> [What the task requires] Work through the following lines and count those that hold the word "name". Reply with that number only.

> [Material for this task]
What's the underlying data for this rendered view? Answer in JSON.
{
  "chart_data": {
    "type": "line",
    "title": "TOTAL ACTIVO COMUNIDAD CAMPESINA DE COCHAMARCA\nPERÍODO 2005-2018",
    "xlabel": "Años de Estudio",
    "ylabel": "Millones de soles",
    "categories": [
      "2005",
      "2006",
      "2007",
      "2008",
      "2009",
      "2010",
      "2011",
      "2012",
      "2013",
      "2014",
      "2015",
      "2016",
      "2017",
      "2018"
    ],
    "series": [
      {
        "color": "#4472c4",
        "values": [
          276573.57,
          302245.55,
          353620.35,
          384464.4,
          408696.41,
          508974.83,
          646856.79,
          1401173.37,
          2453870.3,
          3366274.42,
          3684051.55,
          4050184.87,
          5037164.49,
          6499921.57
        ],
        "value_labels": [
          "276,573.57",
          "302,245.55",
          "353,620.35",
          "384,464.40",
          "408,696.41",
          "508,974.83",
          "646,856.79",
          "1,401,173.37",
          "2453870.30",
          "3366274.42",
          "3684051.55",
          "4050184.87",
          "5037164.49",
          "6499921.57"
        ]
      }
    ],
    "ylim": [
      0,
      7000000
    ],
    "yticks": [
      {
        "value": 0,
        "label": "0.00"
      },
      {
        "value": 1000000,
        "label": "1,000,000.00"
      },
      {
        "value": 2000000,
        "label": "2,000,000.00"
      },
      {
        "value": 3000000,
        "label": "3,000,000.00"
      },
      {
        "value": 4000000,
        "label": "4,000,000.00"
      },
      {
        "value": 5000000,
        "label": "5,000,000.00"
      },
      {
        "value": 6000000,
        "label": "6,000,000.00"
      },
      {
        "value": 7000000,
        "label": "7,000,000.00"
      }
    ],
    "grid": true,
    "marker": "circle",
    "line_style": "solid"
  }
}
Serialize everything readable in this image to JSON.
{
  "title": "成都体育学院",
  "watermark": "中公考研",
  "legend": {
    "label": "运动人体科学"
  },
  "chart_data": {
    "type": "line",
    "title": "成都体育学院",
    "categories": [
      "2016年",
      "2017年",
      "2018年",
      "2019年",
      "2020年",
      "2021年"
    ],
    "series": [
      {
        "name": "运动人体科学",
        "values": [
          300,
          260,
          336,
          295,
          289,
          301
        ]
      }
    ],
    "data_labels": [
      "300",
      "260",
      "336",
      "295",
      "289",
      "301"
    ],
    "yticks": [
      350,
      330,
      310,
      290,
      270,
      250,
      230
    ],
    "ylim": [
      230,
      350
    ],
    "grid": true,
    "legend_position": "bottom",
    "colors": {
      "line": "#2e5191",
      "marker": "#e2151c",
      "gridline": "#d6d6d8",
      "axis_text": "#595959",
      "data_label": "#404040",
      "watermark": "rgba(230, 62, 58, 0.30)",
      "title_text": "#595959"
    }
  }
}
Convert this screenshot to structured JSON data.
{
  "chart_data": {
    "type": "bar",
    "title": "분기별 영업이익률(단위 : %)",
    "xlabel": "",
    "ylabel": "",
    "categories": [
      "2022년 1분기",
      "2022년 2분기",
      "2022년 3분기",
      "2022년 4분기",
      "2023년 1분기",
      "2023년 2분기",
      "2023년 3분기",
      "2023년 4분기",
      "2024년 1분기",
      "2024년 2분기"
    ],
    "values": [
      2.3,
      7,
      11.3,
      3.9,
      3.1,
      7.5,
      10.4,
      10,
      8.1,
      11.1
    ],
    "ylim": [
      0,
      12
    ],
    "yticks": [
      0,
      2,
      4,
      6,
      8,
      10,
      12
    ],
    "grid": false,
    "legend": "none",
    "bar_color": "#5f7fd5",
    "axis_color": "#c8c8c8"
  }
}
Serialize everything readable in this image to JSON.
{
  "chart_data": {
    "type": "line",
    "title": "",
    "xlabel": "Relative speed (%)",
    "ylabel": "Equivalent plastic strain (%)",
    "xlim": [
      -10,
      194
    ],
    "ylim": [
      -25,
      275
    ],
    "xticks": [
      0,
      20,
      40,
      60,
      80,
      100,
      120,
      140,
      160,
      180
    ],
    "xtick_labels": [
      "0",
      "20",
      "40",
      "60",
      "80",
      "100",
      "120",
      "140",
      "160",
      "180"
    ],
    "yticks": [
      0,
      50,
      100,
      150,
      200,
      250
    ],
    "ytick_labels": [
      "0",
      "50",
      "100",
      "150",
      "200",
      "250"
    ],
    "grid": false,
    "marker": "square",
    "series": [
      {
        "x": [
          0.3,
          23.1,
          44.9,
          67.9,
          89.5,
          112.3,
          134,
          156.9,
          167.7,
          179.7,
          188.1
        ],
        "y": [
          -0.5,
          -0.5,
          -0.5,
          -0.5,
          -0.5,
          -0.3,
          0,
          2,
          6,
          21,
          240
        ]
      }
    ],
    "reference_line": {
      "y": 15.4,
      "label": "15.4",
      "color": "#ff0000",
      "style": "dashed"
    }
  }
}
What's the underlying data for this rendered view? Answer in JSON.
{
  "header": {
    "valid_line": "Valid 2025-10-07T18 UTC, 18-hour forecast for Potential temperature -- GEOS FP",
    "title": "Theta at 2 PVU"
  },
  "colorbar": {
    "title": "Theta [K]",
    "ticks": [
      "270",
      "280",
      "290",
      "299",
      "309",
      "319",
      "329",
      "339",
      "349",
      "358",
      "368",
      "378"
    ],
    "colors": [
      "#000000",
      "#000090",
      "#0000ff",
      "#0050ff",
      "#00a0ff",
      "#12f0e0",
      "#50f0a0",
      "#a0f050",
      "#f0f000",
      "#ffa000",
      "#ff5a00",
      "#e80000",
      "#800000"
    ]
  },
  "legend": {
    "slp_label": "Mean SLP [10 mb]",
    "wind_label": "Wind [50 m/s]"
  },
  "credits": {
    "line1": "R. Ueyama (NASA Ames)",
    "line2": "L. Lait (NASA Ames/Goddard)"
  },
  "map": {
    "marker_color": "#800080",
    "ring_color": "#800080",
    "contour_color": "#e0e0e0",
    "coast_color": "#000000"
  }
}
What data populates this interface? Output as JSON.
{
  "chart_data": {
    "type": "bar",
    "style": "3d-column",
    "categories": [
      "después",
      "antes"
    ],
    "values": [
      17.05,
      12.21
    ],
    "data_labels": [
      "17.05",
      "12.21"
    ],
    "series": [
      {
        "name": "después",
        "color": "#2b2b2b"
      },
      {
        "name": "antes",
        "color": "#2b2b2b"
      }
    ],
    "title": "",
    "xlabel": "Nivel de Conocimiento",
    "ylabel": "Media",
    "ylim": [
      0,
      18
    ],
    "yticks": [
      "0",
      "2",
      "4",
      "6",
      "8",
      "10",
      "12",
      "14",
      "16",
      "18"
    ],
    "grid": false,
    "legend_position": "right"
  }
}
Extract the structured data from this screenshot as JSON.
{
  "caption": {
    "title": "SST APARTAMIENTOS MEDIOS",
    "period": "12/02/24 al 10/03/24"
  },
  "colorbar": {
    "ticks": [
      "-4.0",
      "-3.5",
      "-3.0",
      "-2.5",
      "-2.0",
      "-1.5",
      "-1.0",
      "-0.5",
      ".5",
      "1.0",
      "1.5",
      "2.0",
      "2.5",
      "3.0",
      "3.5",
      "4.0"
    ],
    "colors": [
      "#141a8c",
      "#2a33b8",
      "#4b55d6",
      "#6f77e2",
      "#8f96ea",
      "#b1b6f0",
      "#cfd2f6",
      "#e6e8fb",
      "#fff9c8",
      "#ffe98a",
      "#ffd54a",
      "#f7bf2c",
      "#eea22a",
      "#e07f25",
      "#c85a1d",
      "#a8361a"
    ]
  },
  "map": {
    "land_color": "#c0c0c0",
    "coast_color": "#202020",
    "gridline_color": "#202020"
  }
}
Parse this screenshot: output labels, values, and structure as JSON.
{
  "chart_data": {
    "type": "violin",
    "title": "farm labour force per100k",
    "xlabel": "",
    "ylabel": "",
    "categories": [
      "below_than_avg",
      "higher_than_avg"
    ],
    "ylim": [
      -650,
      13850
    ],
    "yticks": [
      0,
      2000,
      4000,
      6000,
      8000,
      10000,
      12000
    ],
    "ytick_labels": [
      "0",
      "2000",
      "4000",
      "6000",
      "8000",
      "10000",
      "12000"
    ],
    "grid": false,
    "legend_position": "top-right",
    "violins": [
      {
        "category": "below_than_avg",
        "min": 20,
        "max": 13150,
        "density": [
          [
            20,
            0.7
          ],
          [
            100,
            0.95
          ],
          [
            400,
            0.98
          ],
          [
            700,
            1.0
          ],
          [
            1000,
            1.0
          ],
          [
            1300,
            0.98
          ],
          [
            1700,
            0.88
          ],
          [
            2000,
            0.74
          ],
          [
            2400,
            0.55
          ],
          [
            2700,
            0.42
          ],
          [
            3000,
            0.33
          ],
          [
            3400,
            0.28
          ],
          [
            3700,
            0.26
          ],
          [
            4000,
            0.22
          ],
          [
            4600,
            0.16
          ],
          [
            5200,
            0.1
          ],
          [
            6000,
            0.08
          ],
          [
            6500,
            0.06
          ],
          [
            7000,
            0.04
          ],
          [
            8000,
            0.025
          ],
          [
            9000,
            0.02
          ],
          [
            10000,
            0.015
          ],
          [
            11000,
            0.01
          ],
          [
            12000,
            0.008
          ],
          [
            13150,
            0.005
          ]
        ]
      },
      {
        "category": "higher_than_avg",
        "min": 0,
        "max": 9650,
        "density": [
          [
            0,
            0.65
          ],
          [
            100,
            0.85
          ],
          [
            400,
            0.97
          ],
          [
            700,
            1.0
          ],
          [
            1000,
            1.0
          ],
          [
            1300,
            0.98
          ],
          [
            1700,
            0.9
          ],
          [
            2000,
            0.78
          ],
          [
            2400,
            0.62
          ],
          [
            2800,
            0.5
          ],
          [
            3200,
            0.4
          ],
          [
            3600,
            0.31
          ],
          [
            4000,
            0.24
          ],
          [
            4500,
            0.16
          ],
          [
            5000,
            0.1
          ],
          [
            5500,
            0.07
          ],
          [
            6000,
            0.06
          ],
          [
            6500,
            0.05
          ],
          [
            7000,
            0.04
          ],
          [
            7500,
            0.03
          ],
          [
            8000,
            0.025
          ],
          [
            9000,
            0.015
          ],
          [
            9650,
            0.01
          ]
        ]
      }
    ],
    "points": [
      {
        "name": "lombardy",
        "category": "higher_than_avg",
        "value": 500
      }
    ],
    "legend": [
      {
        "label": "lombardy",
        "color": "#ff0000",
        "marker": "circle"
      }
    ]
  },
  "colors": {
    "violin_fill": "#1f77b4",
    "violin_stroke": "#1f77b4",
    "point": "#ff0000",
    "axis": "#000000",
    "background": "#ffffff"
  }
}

> [Full output] 4